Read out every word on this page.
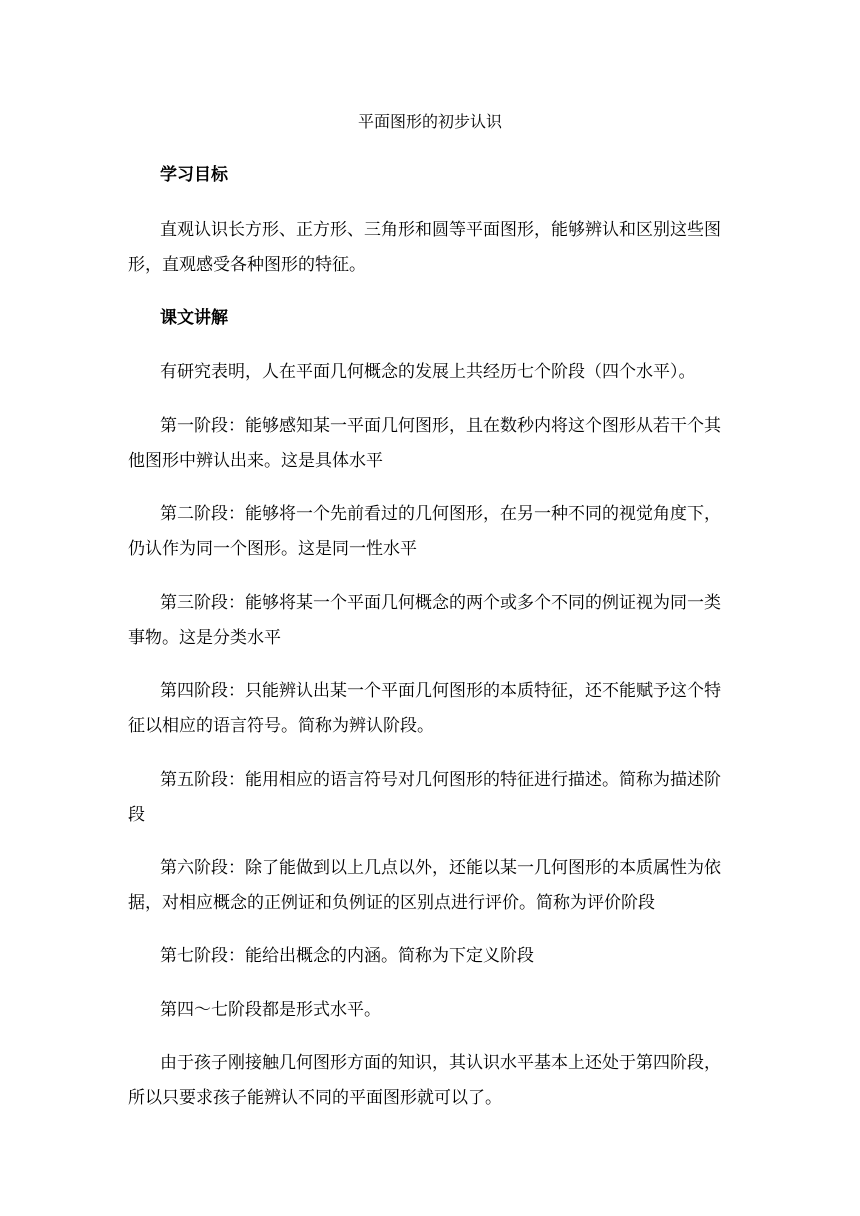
平面图形的初步认识
学习目标
直观认识长方形、正方形、三角形和圆等平面图形，能够辨认和区别这些图
形，直观感受各种图形的特征。
课文讲解
有研究表明，人在平面几何概念的发展上共经历七个阶段（四个水平）。
第一阶段：能够感知某一平面几何图形，且在数秒内将这个图形从若干个其
他图形中辨认出来。这是具体水平
第二阶段：能够将一个先前看过的几何图形，在另一种不同的视觉角度下，
仍认作为同一个图形。这是同一性水平
第三阶段：能够将某一个平面几何概念的两个或多个不同的例证视为同一类
事物。这是分类水平
第四阶段：只能辨认出某一个平面几何图形的本质特征，还不能赋予这个特
征以相应的语言符号。简称为辨认阶段。
第五阶段：能用相应的语言符号对几何图形的特征进行描述。简称为描述阶
段
第六阶段：除了能做到以上几点以外，还能以某一几何图形的本质属性为依
据，对相应概念的正例证和负例证的区别点进行评价。简称为评价阶段
第七阶段：能给出概念的内涵。简称为下定义阶段
第四～七阶段都是形式水平。
由于孩子刚接触几何图形方面的知识，其认识水平基本上还处于第四阶段，
所以只要求孩子能辨认不同的平面图形就可以了。
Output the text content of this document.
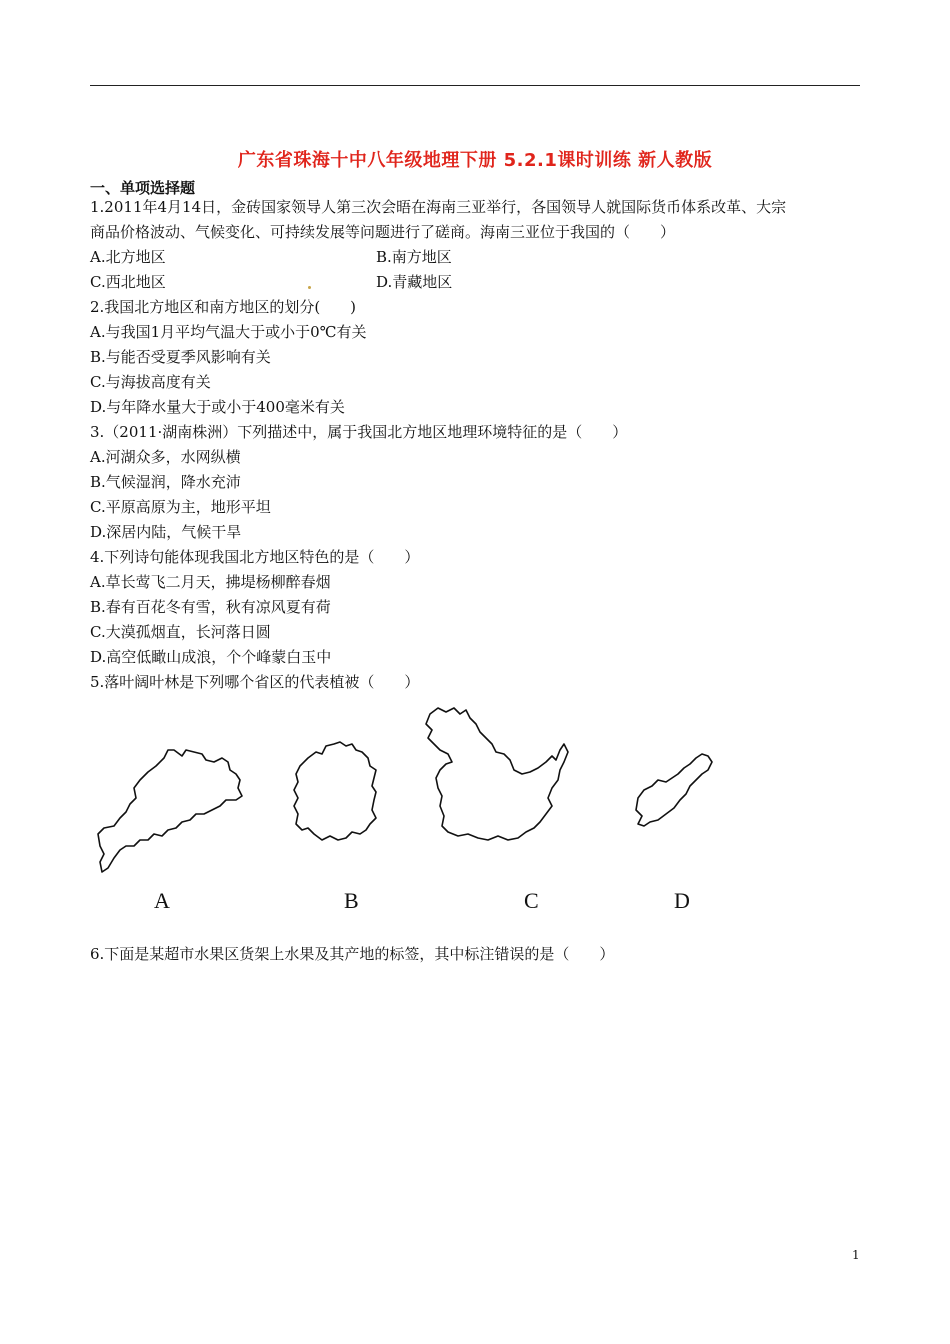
广东省珠海十中八年级地理下册 5.2.1课时训练 新人教版
一、单项选择题
1.2011年4月14日，金砖国家领导人第三次会晤在海南三亚举行，各国领导人就国际货币体系改革、大宗
商品价格波动、气候变化、可持续发展等问题进行了磋商。海南三亚位于我国的（　　）
A.北方地区	B.南方地区
C.西北地区	D.青藏地区
2.我国北方地区和南方地区的划分(　　)
A.与我国1月平均气温大于或小于0℃有关
B.与能否受夏季风影响有关
C.与海拔高度有关
D.与年降水量大于或小于400毫米有关
3.（2011·湖南株洲）下列描述中，属于我国北方地区地理环境特征的是（　　）
A.河湖众多，水网纵横
B.气候湿润，降水充沛
C.平原高原为主，地形平坦
D.深居内陆，气候干旱
4.下列诗句能体现我国北方地区特色的是（　　）
A.草长莺飞二月天，拂堤杨柳醉春烟
B.春有百花冬有雪，秋有凉风夏有荷
C.大漠孤烟直，长河落日圆
D.高空低瞰山成浪，个个峰蒙白玉中
5.落叶阔叶林是下列哪个省区的代表植被（　　）
A	B	C	D
6.下面是某超市水果区货架上水果及其产地的标签，其中标注错误的是（　　）
1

==================================================

■ Aim of the task: Repeat verbatim the range of lines that opens at the line containing "Output the text content of this document." and closes at the last line of the entries, excluding all pictures.

■ Answer to the problem:
Output the text content of this document.
广东省珠海十中八年级地理下册 5.2.1课时训练 新人教版
一、单项选择题
1.2011年4月14日，金砖国家领导人第三次会晤在海南三亚举行，各国领导人就国际货币体系改革、大宗
商品价格波动、气候变化、可持续发展等问题进行了磋商。海南三亚位于我国的（　　）
A.北方地区	B.南方地区
C.西北地区	D.青藏地区
2.我国北方地区和南方地区的划分(　　)
A.与我国1月平均气温大于或小于0℃有关
B.与能否受夏季风影响有关
C.与海拔高度有关
D.与年降水量大于或小于400毫米有关
3.（2011·湖南株洲）下列描述中，属于我国北方地区地理环境特征的是（　　）
A.河湖众多，水网纵横
B.气候湿润，降水充沛
C.平原高原为主，地形平坦
D.深居内陆，气候干旱
4.下列诗句能体现我国北方地区特色的是（　　）
A.草长莺飞二月天，拂堤杨柳醉春烟
B.春有百花冬有雪，秋有凉风夏有荷
C.大漠孤烟直，长河落日圆
D.高空低瞰山成浪，个个峰蒙白玉中
5.落叶阔叶林是下列哪个省区的代表植被（　　）
A	B	C	D
6.下面是某超市水果区货架上水果及其产地的标签，其中标注错误的是（　　）
1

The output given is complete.